**The task**
Scan the material and copy every line in which "EURUSD" appears.
====== Record excerpts ======
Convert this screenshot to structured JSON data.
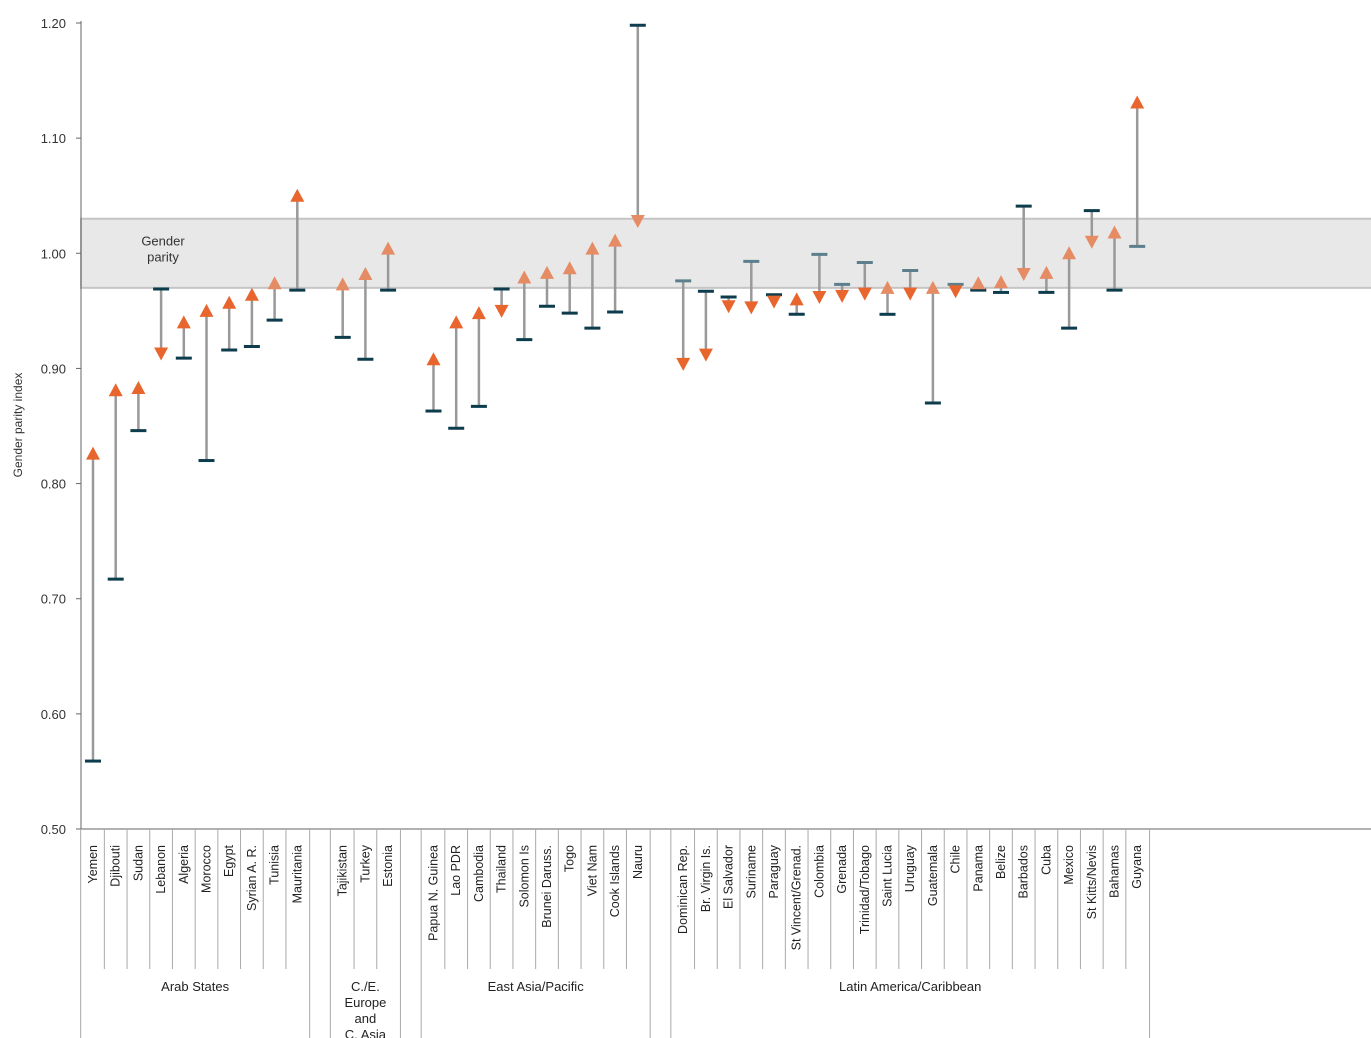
{
  "chart_data": {
    "type": "range",
    "ylabel": "Gender parity index",
    "ylim": [
      0.5,
      1.2
    ],
    "yticks": [
      "0.50",
      "0.60",
      "0.70",
      "0.80",
      "0.90",
      "1.00",
      "1.10",
      "1.20"
    ],
    "parity_band": {
      "label_line1": "Gender",
      "label_line2": "parity",
      "range": [
        0.97,
        1.03
      ]
    },
    "colors": {
      "band_fill": "#e8e8e8",
      "band_stroke": "#c4c4c4",
      "connector": "#999999",
      "start_marker": "#0d3c4c",
      "start_marker_light": "#5b7f8c",
      "end_marker": "#e8662e",
      "end_marker_light": "#e58c65",
      "axis": "#666666"
    },
    "regions": [
      {
        "name": "Arab States",
        "countries": [
          {
            "name": "Yemen",
            "start": 0.559,
            "end": 0.826
          },
          {
            "name": "Djibouti",
            "start": 0.717,
            "end": 0.881
          },
          {
            "name": "Sudan",
            "start": 0.846,
            "end": 0.883
          },
          {
            "name": "Lebanon",
            "start": 0.969,
            "end": 0.913
          },
          {
            "name": "Algeria",
            "start": 0.909,
            "end": 0.94
          },
          {
            "name": "Morocco",
            "start": 0.82,
            "end": 0.95
          },
          {
            "name": "Egypt",
            "start": 0.916,
            "end": 0.957
          },
          {
            "name": "Syrian A. R.",
            "start": 0.919,
            "end": 0.964
          },
          {
            "name": "Tunisia",
            "start": 0.942,
            "end": 0.974
          },
          {
            "name": "Mauritania",
            "start": 0.968,
            "end": 1.05
          }
        ]
      },
      {
        "name": "C./E. Europe and C. Asia",
        "countries": [
          {
            "name": "Tajikistan",
            "start": 0.927,
            "end": 0.973
          },
          {
            "name": "Turkey",
            "start": 0.908,
            "end": 0.982
          },
          {
            "name": "Estonia",
            "start": 0.968,
            "end": 1.004
          }
        ]
      },
      {
        "name": "East Asia/Pacific",
        "countries": [
          {
            "name": "Papua N. Guinea",
            "start": 0.863,
            "end": 0.908
          },
          {
            "name": "Lao PDR",
            "start": 0.848,
            "end": 0.94
          },
          {
            "name": "Cambodia",
            "start": 0.867,
            "end": 0.948
          },
          {
            "name": "Thailand",
            "start": 0.969,
            "end": 0.95
          },
          {
            "name": "Solomon Is",
            "start": 0.925,
            "end": 0.979
          },
          {
            "name": "Brunei Daruss.",
            "start": 0.954,
            "end": 0.983
          },
          {
            "name": "Togo",
            "start": 0.948,
            "end": 0.987
          },
          {
            "name": "Viet Nam",
            "start": 0.935,
            "end": 1.004
          },
          {
            "name": "Cook Islands",
            "start": 0.949,
            "end": 1.011
          },
          {
            "name": "Nauru",
            "start": 1.198,
            "end": 1.028
          }
        ]
      },
      {
        "name": "Latin America/Caribbean",
        "countries": [
          {
            "name": "Dominican Rep.",
            "start": 0.976,
            "end": 0.904
          },
          {
            "name": "Br. Virgin Is.",
            "start": 0.967,
            "end": 0.912
          },
          {
            "name": "El Salvador",
            "start": 0.962,
            "end": 0.954
          },
          {
            "name": "Suriname",
            "start": 0.993,
            "end": 0.953
          },
          {
            "name": "Paraguay",
            "start": 0.964,
            "end": 0.958
          },
          {
            "name": "St Vincent/Grenad.",
            "start": 0.947,
            "end": 0.96
          },
          {
            "name": "Colombia",
            "start": 0.999,
            "end": 0.962
          },
          {
            "name": "Grenada",
            "start": 0.973,
            "end": 0.963
          },
          {
            "name": "Trinidad/Tobago",
            "start": 0.992,
            "end": 0.965
          },
          {
            "name": "Saint Lucia",
            "start": 0.947,
            "end": 0.97
          },
          {
            "name": "Uruguay",
            "start": 0.985,
            "end": 0.965
          },
          {
            "name": "Guatemala",
            "start": 0.87,
            "end": 0.97
          },
          {
            "name": "Chile",
            "start": 0.973,
            "end": 0.967
          },
          {
            "name": "Panama",
            "start": 0.968,
            "end": 0.974
          },
          {
            "name": "Belize",
            "start": 0.966,
            "end": 0.975
          },
          {
            "name": "Barbados",
            "start": 1.041,
            "end": 0.982
          },
          {
            "name": "Cuba",
            "start": 0.966,
            "end": 0.983
          },
          {
            "name": "Mexico",
            "start": 0.935,
            "end": 1.0
          },
          {
            "name": "St Kitts/Nevis",
            "start": 1.037,
            "end": 1.01
          },
          {
            "name": "Bahamas",
            "start": 0.968,
            "end": 1.018
          },
          {
            "name": "Guyana",
            "start": 1.006,
            "end": 1.131
          }
        ]
      }
    ]
  }
}
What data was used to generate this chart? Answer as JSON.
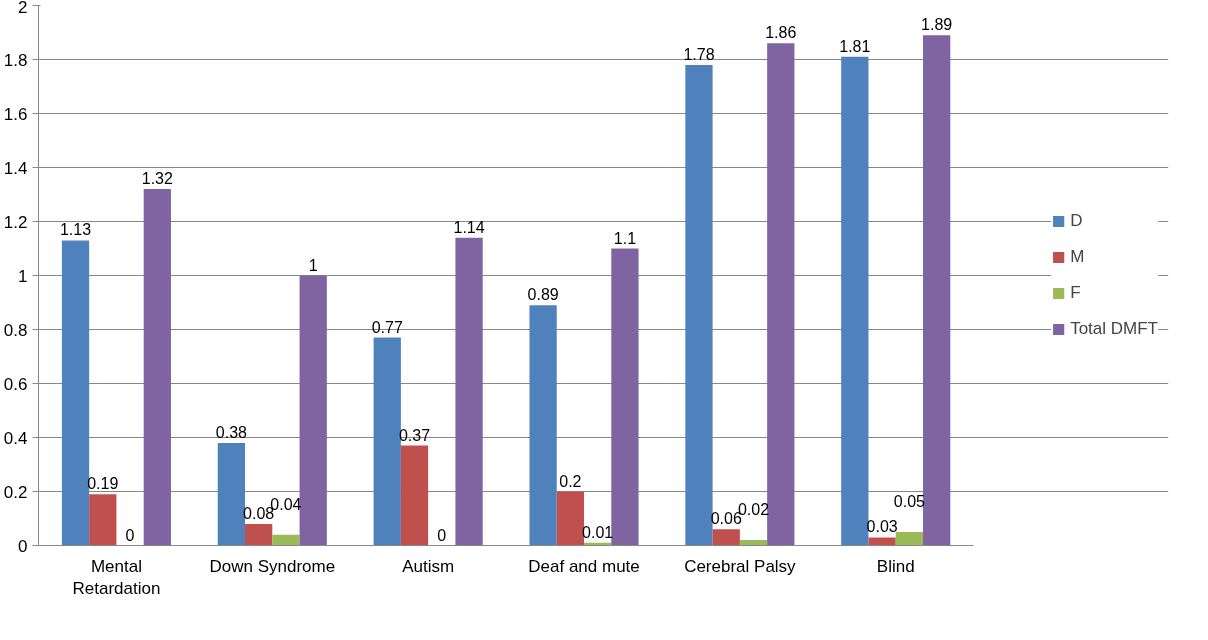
{
  "chart_data": {
    "type": "bar",
    "categories": [
      "Mental Retardation",
      "Down Syndrome",
      "Autism",
      "Deaf and mute",
      "Cerebral Palsy",
      "Blind"
    ],
    "series": [
      {
        "name": "D",
        "color": "#4f81bd",
        "values": [
          1.13,
          0.38,
          0.77,
          0.89,
          1.78,
          1.81
        ]
      },
      {
        "name": "M",
        "color": "#c0504d",
        "values": [
          0.19,
          0.08,
          0.37,
          0.2,
          0.06,
          0.03
        ]
      },
      {
        "name": "F",
        "color": "#9bbb59",
        "values": [
          0,
          0.04,
          0,
          0.01,
          0.02,
          0.05
        ]
      },
      {
        "name": "Total DMFT",
        "color": "#8064a2",
        "values": [
          1.32,
          1,
          1.14,
          1.1,
          1.86,
          1.89
        ]
      }
    ],
    "ylim": [
      0,
      2
    ],
    "yticks": [
      0,
      0.2,
      0.4,
      0.6,
      0.8,
      1,
      1.2,
      1.4,
      1.6,
      1.8,
      2
    ],
    "grid": "y",
    "legend": "right",
    "data_labels": true
  }
}
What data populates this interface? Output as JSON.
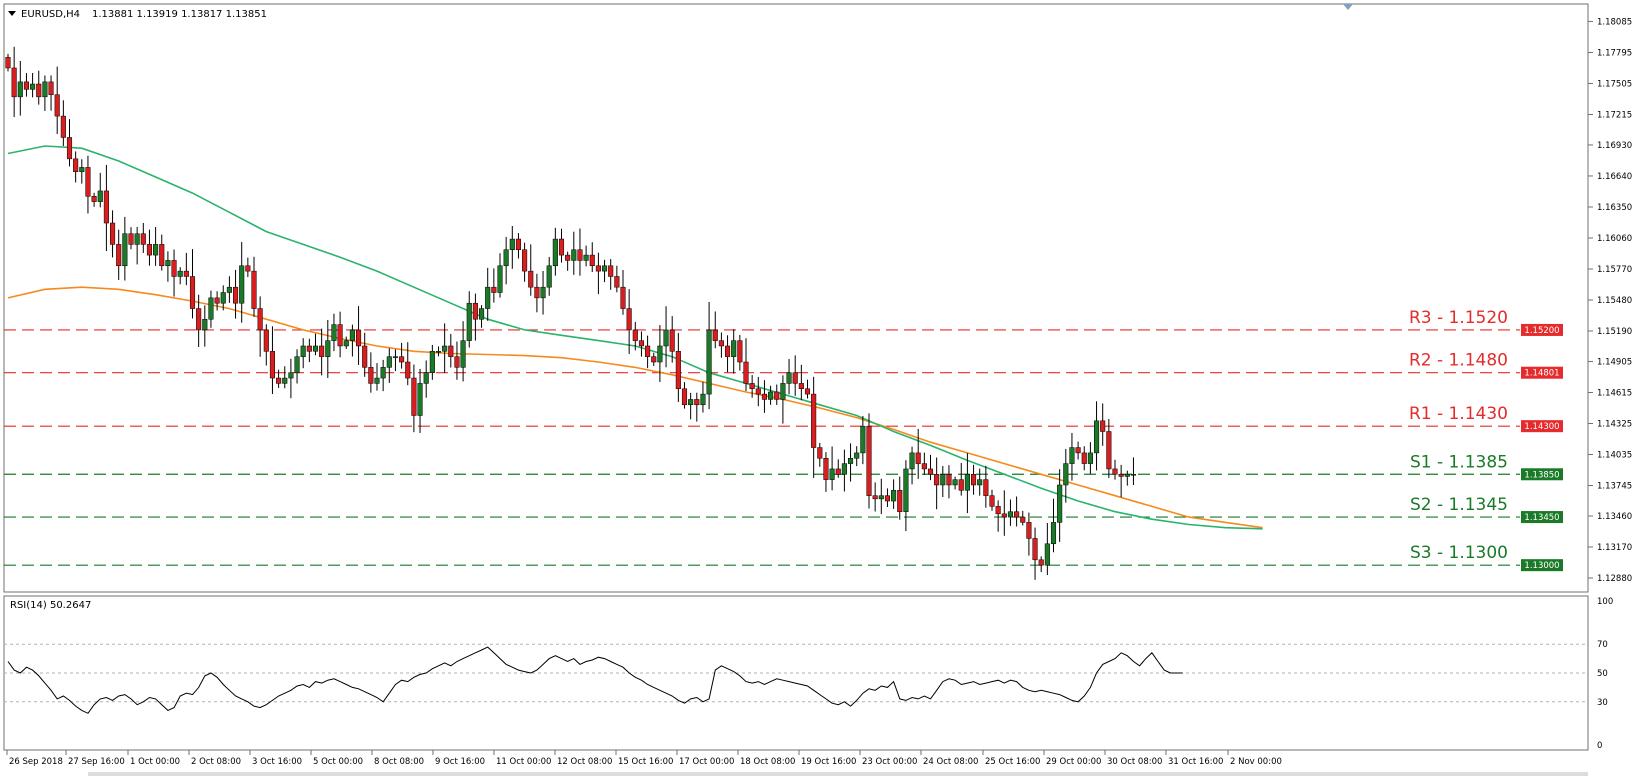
{
  "header": {
    "symbol": "EURUSD,H4",
    "ohlc": "1.13881 1.13919 1.13817 1.13851"
  },
  "chart_data": [
    {
      "type": "candlestick",
      "title": "EURUSD,H4 1.13881 1.13919 1.13817 1.13851",
      "ylim": [
        1.1288,
        1.1808
      ],
      "y_ticks": [
        "1.18085",
        "1.17795",
        "1.17505",
        "1.17215",
        "1.16930",
        "1.16640",
        "1.16350",
        "1.16060",
        "1.15770",
        "1.15480",
        "1.15190",
        "1.14905",
        "1.14615",
        "1.14325",
        "1.14035",
        "1.13745",
        "1.13460",
        "1.13170",
        "1.12880"
      ],
      "x_ticks": [
        "26 Sep 2018",
        "27 Sep 16:00",
        "1 Oct 00:00",
        "2 Oct 08:00",
        "3 Oct 16:00",
        "5 Oct 00:00",
        "8 Oct 08:00",
        "9 Oct 16:00",
        "11 Oct 00:00",
        "12 Oct 08:00",
        "15 Oct 16:00",
        "17 Oct 00:00",
        "18 Oct 08:00",
        "19 Oct 16:00",
        "23 Oct 00:00",
        "24 Oct 08:00",
        "25 Oct 16:00",
        "29 Oct 00:00",
        "30 Oct 08:00",
        "31 Oct 16:00",
        "2 Nov 00:00"
      ],
      "colors": {
        "up": "#1a7a28",
        "down": "#d81e1e",
        "ma_fast": "#2bb36a",
        "ma_slow": "#f58a1f",
        "resistance": "#e52b2b",
        "support": "#1a7a28"
      },
      "levels": [
        {
          "label": "R3 - 1.1520",
          "value": 1.152,
          "price_label": "1.15200",
          "kind": "resistance"
        },
        {
          "label": "R2 - 1.1480",
          "value": 1.148,
          "price_label": "1.14801",
          "kind": "resistance"
        },
        {
          "label": "R1 - 1.1430",
          "value": 1.143,
          "price_label": "1.14300",
          "kind": "resistance"
        },
        {
          "label": "S1 - 1.1385",
          "value": 1.1385,
          "price_label": "1.13850",
          "kind": "support"
        },
        {
          "label": "S2 - 1.1345",
          "value": 1.1345,
          "price_label": "1.13450",
          "kind": "support"
        },
        {
          "label": "S3 - 1.1300",
          "value": 1.13,
          "price_label": "1.13000",
          "kind": "support"
        }
      ],
      "closes": [
        1.1765,
        1.1738,
        1.1752,
        1.1745,
        1.175,
        1.1738,
        1.1752,
        1.174,
        1.172,
        1.17,
        1.168,
        1.1668,
        1.1672,
        1.1645,
        1.164,
        1.165,
        1.162,
        1.16,
        1.158,
        1.161,
        1.16,
        1.161,
        1.16,
        1.159,
        1.16,
        1.158,
        1.1585,
        1.157,
        1.1575,
        1.157,
        1.154,
        1.152,
        1.153,
        1.155,
        1.1545,
        1.1555,
        1.156,
        1.1545,
        1.158,
        1.1575,
        1.154,
        1.152,
        1.15,
        1.1475,
        1.147,
        1.1475,
        1.148,
        1.1495,
        1.1505,
        1.15,
        1.1505,
        1.1495,
        1.151,
        1.1525,
        1.1505,
        1.151,
        1.152,
        1.1505,
        1.1485,
        1.147,
        1.1475,
        1.1485,
        1.1495,
        1.1495,
        1.149,
        1.1475,
        1.144,
        1.147,
        1.148,
        1.15,
        1.15,
        1.1505,
        1.1495,
        1.1485,
        1.151,
        1.1545,
        1.153,
        1.154,
        1.156,
        1.1555,
        1.158,
        1.1595,
        1.1605,
        1.1595,
        1.1575,
        1.156,
        1.155,
        1.156,
        1.158,
        1.1605,
        1.159,
        1.1585,
        1.1595,
        1.1585,
        1.159,
        1.158,
        1.1575,
        1.158,
        1.157,
        1.156,
        1.154,
        1.152,
        1.151,
        1.1505,
        1.1495,
        1.149,
        1.1505,
        1.152,
        1.15,
        1.1465,
        1.145,
        1.1455,
        1.145,
        1.146,
        1.152,
        1.151,
        1.1505,
        1.1495,
        1.151,
        1.149,
        1.147,
        1.1465,
        1.146,
        1.1455,
        1.1462,
        1.1455,
        1.147,
        1.148,
        1.147,
        1.1465,
        1.146,
        1.141,
        1.14,
        1.138,
        1.139,
        1.1385,
        1.1395,
        1.14,
        1.1405,
        1.143,
        1.1365,
        1.1362,
        1.1365,
        1.136,
        1.137,
        1.135,
        1.139,
        1.1405,
        1.1395,
        1.139,
        1.1385,
        1.1375,
        1.1385,
        1.1375,
        1.138,
        1.137,
        1.1385,
        1.1375,
        1.138,
        1.1365,
        1.1355,
        1.1348,
        1.1345,
        1.135,
        1.1345,
        1.134,
        1.1325,
        1.1305,
        1.13,
        1.132,
        1.134,
        1.1375,
        1.1395,
        1.141,
        1.1405,
        1.1395,
        1.1405,
        1.1435,
        1.1425,
        1.139,
        1.1385,
        1.1383,
        1.1385,
        1.1385
      ],
      "ma_fast": [
        [
          0,
          1.1685
        ],
        [
          6,
          1.1692
        ],
        [
          12,
          1.169
        ],
        [
          18,
          1.1678
        ],
        [
          24,
          1.1663
        ],
        [
          30,
          1.1648
        ],
        [
          36,
          1.163
        ],
        [
          42,
          1.1612
        ],
        [
          48,
          1.16
        ],
        [
          54,
          1.1588
        ],
        [
          60,
          1.1575
        ],
        [
          66,
          1.156
        ],
        [
          72,
          1.1545
        ],
        [
          78,
          1.153
        ],
        [
          84,
          1.152
        ],
        [
          90,
          1.1515
        ],
        [
          96,
          1.151
        ],
        [
          102,
          1.1505
        ],
        [
          108,
          1.1495
        ],
        [
          114,
          1.148
        ],
        [
          120,
          1.147
        ],
        [
          126,
          1.146
        ],
        [
          132,
          1.145
        ],
        [
          138,
          1.144
        ],
        [
          144,
          1.1425
        ],
        [
          150,
          1.1412
        ],
        [
          156,
          1.1398
        ],
        [
          162,
          1.1385
        ],
        [
          168,
          1.1372
        ],
        [
          174,
          1.136
        ],
        [
          180,
          1.135
        ],
        [
          186,
          1.1343
        ],
        [
          192,
          1.1338
        ],
        [
          198,
          1.1335
        ],
        [
          204,
          1.1334
        ]
      ],
      "ma_slow": [
        [
          0,
          1.155
        ],
        [
          6,
          1.1558
        ],
        [
          12,
          1.156
        ],
        [
          18,
          1.1558
        ],
        [
          24,
          1.1553
        ],
        [
          30,
          1.1547
        ],
        [
          36,
          1.154
        ],
        [
          42,
          1.153
        ],
        [
          48,
          1.152
        ],
        [
          54,
          1.1512
        ],
        [
          60,
          1.1505
        ],
        [
          66,
          1.15
        ],
        [
          72,
          1.1498
        ],
        [
          78,
          1.1497
        ],
        [
          84,
          1.1496
        ],
        [
          90,
          1.1494
        ],
        [
          96,
          1.149
        ],
        [
          102,
          1.1485
        ],
        [
          108,
          1.1478
        ],
        [
          114,
          1.147
        ],
        [
          120,
          1.1462
        ],
        [
          126,
          1.1455
        ],
        [
          132,
          1.1447
        ],
        [
          138,
          1.1438
        ],
        [
          144,
          1.1427
        ],
        [
          150,
          1.1415
        ],
        [
          156,
          1.1405
        ],
        [
          162,
          1.1395
        ],
        [
          168,
          1.1385
        ],
        [
          174,
          1.1375
        ],
        [
          180,
          1.1365
        ],
        [
          186,
          1.1355
        ],
        [
          192,
          1.1345
        ],
        [
          198,
          1.134
        ],
        [
          204,
          1.1335
        ]
      ]
    },
    {
      "type": "line",
      "title": "RSI(14) 50.2647",
      "ylim": [
        0,
        100
      ],
      "y_ticks": [
        100,
        70,
        50,
        30,
        0
      ],
      "guides": [
        70,
        50,
        30
      ],
      "values": [
        58,
        52,
        50,
        54,
        52,
        48,
        43,
        38,
        32,
        34,
        31,
        27,
        24,
        22,
        28,
        32,
        33,
        31,
        34,
        35,
        32,
        28,
        30,
        33,
        32,
        28,
        24,
        26,
        34,
        36,
        35,
        40,
        48,
        50,
        47,
        42,
        38,
        34,
        32,
        30,
        27,
        26,
        28,
        31,
        34,
        36,
        38,
        41,
        42,
        40,
        44,
        43,
        45,
        46,
        44,
        42,
        40,
        39,
        37,
        35,
        33,
        30,
        36,
        42,
        45,
        44,
        47,
        49,
        50,
        53,
        55,
        57,
        55,
        58,
        60,
        62,
        64,
        66,
        68,
        64,
        60,
        56,
        54,
        52,
        51,
        50,
        52,
        56,
        60,
        62,
        60,
        58,
        60,
        56,
        58,
        59,
        61,
        60,
        58,
        56,
        54,
        50,
        47,
        45,
        42,
        40,
        38,
        36,
        34,
        31,
        29,
        32,
        33,
        30,
        32,
        52,
        55,
        53,
        51,
        48,
        44,
        43,
        44,
        42,
        44,
        46,
        45,
        44,
        43,
        42,
        41,
        38,
        35,
        32,
        29,
        28,
        30,
        27,
        31,
        36,
        39,
        38,
        41,
        40,
        44,
        32,
        31,
        33,
        32,
        34,
        32,
        38,
        44,
        46,
        45,
        42,
        43,
        44,
        42,
        43,
        44,
        45,
        43,
        45,
        44,
        40,
        38,
        37,
        38,
        37,
        36,
        35,
        33,
        31,
        30,
        34,
        40,
        50,
        56,
        58,
        60,
        64,
        62,
        58,
        55,
        60,
        64,
        58,
        52,
        50,
        50,
        50
      ]
    }
  ]
}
======
**Solution**
    "symbol": "EURUSD,H4",
      "title": "EURUSD,H4 1.13881 1.13919 1.13817 1.13851",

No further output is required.